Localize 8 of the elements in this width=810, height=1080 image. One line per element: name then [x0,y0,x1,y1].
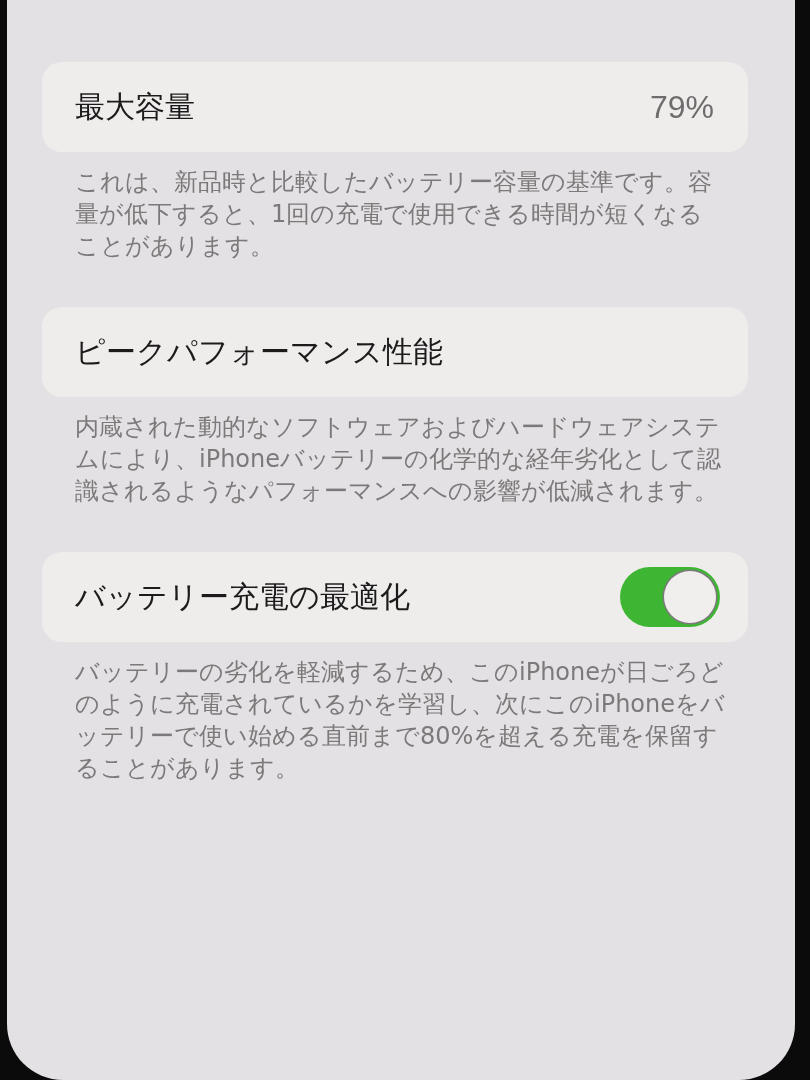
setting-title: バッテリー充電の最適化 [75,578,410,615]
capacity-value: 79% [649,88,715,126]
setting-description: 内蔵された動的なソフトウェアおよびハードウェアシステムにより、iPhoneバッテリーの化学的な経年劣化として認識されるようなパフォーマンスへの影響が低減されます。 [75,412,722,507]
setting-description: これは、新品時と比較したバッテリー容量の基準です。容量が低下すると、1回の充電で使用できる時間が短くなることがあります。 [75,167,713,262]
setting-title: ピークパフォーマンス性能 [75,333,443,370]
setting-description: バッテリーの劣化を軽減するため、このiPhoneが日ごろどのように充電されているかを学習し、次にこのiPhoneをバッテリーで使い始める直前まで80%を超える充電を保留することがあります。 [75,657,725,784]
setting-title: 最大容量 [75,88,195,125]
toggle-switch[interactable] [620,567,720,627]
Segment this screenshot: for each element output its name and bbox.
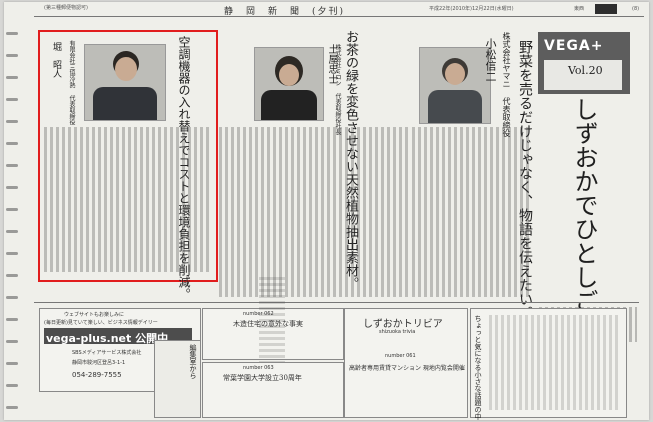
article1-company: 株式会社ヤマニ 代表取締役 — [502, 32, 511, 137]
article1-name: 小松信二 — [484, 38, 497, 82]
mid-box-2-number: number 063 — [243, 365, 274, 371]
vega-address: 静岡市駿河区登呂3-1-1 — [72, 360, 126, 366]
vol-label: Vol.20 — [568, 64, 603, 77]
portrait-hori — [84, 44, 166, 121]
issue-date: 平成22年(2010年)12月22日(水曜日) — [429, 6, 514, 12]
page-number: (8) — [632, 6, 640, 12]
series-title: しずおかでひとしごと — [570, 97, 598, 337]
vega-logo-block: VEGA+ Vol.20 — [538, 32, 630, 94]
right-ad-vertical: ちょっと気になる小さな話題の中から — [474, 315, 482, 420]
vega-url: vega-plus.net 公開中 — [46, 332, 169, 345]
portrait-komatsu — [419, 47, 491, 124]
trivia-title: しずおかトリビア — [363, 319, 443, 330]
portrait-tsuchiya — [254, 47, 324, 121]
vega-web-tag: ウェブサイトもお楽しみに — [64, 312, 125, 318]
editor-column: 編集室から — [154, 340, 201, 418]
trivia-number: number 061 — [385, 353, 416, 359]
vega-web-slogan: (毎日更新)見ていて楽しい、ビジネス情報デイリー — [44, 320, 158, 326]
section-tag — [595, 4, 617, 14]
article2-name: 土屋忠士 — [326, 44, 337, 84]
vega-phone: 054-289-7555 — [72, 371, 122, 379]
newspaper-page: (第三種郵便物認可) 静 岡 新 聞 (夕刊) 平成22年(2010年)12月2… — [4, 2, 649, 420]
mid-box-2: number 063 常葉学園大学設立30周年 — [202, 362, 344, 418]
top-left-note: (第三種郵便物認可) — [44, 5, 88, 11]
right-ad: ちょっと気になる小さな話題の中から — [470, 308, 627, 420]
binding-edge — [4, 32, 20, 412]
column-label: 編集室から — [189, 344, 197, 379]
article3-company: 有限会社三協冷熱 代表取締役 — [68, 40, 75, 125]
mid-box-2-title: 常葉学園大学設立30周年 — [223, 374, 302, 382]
************
**Objective**
Lay out the material from its first line up to and including the line with "Segment this screenshot: for" as a Markdown table with the columns Row and Line, one numbered row per line, skipping blank lines. Leave the pictures out.

**Solution for this exercise**
| Row | Line |
|---|---|
| 1 | Localize 8 of the elements in this width=810, height=1080 image. One line per element: name then [x0,y0,x1,y1]. |
| 2 | setting-title: バッテリー充電の最適化 [75,578,410,615] |
| 3 | capacity-value: 79% [649,88,715,126] |
| 4 | setting-description: 内蔵された動的なソフトウェアおよびハードウェアシステムにより、iPhoneバッテリーの化学的な経年劣化として認識されるようなパフォーマンスへの影響が低減されます。 [75,412,722,507] |
| 5 | setting-description: これは、新品時と比較したバッテリー容量の基準です。容量が低下すると、1回の充電で使用できる時間が短くなることがあります。 [75,167,713,262] |
| 6 | setting-title: ピークパフォーマンス性能 [75,333,443,370] |
| 7 | setting-description: バッテリーの劣化を軽減するため、このiPhoneが日ごろどのように充電されているかを学習し、次にこのiPhoneをバッテリーで使い始める直前まで80%を超える充電を保留することがあります。 [75,657,725,784] |
| 8 | setting-title: 最大容量 [75,88,195,125] |
| 9 | toggle-switch[interactable] [620,567,720,627] |
| 10 | Segment this screenshot: for each element output its name and bbox. |